### Directions for this task
Collect every line below that contains the word "JSON".

### Records shown

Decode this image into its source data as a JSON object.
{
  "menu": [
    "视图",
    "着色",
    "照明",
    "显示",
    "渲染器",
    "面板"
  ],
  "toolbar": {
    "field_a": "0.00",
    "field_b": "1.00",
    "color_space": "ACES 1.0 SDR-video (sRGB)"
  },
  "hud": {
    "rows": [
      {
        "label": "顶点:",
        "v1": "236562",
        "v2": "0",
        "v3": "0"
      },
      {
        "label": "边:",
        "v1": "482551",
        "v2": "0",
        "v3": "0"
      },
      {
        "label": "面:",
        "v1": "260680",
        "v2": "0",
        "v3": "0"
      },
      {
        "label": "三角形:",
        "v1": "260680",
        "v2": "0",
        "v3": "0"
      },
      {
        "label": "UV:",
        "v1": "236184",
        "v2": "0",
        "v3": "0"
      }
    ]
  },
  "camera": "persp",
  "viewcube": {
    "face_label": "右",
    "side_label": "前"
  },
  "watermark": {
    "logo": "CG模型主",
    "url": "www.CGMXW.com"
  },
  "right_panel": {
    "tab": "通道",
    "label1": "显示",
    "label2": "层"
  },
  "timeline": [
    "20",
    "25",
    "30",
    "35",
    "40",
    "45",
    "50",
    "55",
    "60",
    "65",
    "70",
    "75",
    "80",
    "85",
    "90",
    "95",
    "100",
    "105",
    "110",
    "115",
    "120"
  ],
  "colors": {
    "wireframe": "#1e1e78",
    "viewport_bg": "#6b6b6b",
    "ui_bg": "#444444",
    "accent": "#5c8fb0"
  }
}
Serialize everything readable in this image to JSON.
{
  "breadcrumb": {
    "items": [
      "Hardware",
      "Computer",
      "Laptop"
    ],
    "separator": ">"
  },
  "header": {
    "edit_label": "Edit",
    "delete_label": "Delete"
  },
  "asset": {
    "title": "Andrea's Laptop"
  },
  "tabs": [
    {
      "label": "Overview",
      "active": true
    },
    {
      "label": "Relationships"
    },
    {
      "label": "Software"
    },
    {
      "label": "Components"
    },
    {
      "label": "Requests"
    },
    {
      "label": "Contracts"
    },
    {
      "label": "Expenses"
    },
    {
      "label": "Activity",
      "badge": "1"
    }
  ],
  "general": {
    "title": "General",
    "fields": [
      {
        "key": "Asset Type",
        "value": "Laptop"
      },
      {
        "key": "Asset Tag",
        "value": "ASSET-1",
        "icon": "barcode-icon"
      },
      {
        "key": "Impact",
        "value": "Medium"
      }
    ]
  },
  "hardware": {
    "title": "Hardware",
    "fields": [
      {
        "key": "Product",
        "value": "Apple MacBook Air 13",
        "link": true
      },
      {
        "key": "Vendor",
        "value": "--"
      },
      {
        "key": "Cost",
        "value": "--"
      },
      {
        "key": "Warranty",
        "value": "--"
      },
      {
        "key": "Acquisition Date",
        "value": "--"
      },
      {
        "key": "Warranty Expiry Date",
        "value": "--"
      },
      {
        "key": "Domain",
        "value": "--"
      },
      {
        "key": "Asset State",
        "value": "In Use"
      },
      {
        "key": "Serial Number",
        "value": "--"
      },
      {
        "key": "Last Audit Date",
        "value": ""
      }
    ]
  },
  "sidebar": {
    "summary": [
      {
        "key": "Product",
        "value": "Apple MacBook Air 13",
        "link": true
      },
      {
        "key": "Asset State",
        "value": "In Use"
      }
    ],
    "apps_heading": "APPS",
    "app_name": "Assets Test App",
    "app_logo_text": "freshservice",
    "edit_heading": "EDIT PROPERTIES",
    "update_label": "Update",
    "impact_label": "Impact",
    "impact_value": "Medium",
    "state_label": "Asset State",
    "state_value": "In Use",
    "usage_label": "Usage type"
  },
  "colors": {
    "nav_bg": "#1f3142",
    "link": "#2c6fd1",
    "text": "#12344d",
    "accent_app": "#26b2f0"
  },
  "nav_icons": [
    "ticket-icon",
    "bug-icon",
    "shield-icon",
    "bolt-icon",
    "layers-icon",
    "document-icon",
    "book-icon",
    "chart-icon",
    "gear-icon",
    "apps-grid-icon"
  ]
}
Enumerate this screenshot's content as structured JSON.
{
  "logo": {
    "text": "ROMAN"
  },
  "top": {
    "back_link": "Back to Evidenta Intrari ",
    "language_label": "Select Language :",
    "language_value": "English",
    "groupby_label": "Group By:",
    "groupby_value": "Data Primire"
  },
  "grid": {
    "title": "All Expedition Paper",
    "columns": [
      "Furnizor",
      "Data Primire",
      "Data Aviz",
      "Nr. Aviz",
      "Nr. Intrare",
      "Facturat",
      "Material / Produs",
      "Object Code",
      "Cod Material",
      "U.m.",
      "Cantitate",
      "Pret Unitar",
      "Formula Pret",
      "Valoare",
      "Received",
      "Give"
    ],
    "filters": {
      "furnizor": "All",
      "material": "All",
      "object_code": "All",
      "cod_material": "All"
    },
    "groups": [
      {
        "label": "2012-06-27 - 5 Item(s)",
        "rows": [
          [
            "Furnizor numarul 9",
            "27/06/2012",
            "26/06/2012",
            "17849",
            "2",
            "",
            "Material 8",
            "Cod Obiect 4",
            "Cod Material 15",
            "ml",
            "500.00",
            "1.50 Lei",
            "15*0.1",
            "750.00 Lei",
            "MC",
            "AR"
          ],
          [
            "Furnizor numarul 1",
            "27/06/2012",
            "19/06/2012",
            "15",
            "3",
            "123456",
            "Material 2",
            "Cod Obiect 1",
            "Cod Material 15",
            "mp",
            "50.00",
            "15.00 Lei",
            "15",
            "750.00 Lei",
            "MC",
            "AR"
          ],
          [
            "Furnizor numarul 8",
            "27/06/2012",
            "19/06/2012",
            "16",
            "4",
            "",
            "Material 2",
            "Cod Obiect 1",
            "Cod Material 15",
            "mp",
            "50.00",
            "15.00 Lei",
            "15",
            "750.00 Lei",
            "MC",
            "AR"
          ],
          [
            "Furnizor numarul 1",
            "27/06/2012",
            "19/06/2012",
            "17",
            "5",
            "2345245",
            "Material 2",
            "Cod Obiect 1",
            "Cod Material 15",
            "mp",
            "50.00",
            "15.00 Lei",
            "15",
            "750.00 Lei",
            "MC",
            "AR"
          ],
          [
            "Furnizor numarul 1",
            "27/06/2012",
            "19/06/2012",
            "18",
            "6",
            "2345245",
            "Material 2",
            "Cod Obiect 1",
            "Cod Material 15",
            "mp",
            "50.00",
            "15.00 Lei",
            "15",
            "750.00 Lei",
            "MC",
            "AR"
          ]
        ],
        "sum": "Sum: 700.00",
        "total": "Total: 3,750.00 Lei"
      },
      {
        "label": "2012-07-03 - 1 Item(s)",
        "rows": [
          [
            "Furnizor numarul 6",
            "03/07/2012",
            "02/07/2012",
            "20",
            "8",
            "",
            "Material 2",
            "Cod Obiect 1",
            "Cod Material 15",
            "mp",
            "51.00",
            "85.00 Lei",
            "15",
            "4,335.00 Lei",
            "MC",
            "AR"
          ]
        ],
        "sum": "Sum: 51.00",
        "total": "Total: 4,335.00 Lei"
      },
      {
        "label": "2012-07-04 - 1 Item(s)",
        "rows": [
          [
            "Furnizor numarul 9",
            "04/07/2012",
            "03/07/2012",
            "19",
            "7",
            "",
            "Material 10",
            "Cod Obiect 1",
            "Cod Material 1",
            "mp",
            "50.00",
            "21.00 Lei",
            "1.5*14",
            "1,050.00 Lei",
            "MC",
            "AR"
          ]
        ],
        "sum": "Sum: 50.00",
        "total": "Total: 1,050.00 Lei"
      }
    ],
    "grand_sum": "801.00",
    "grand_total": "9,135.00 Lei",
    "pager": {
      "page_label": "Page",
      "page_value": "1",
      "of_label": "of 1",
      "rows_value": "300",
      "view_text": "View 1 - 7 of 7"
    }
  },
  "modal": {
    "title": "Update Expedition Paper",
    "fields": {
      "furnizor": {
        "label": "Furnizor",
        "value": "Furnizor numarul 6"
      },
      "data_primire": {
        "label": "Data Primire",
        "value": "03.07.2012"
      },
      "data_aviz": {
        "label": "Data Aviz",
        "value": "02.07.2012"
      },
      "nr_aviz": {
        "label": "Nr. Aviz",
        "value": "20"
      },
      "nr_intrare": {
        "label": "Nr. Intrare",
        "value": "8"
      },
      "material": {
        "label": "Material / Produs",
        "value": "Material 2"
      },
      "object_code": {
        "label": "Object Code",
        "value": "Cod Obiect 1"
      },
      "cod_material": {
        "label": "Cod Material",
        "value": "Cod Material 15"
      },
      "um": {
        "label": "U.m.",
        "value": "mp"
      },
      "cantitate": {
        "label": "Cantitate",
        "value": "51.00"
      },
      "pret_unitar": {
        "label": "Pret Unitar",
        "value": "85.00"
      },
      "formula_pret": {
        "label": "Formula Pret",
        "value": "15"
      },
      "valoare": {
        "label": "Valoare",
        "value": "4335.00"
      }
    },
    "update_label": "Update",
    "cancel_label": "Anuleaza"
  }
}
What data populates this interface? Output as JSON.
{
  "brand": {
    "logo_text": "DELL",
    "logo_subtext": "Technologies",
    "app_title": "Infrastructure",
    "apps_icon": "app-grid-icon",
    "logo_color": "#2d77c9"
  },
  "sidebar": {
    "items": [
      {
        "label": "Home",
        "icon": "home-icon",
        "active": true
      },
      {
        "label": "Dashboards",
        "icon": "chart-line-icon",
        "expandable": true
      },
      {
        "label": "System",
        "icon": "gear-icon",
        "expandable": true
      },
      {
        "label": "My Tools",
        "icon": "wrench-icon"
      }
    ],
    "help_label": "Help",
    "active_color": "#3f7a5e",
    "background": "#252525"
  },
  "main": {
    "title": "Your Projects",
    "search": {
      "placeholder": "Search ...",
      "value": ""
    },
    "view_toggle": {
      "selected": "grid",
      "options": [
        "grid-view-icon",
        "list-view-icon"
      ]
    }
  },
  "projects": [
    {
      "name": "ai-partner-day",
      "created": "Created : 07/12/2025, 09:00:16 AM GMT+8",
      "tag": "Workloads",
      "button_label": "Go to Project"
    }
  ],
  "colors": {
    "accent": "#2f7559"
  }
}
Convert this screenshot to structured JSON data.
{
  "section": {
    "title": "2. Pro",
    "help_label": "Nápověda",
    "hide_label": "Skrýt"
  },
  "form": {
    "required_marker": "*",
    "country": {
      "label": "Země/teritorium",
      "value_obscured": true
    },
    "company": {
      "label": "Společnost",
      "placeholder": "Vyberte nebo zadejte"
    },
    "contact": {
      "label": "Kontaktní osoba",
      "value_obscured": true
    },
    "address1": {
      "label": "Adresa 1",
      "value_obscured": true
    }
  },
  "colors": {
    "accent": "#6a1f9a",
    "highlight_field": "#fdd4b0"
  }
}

### Answer to this task
Decode this image into its source data as a JSON object.
Serialize everything readable in this image to JSON.
Enumerate this screenshot's content as structured JSON.
What data populates this interface? Output as JSON.
Convert this screenshot to structured JSON data.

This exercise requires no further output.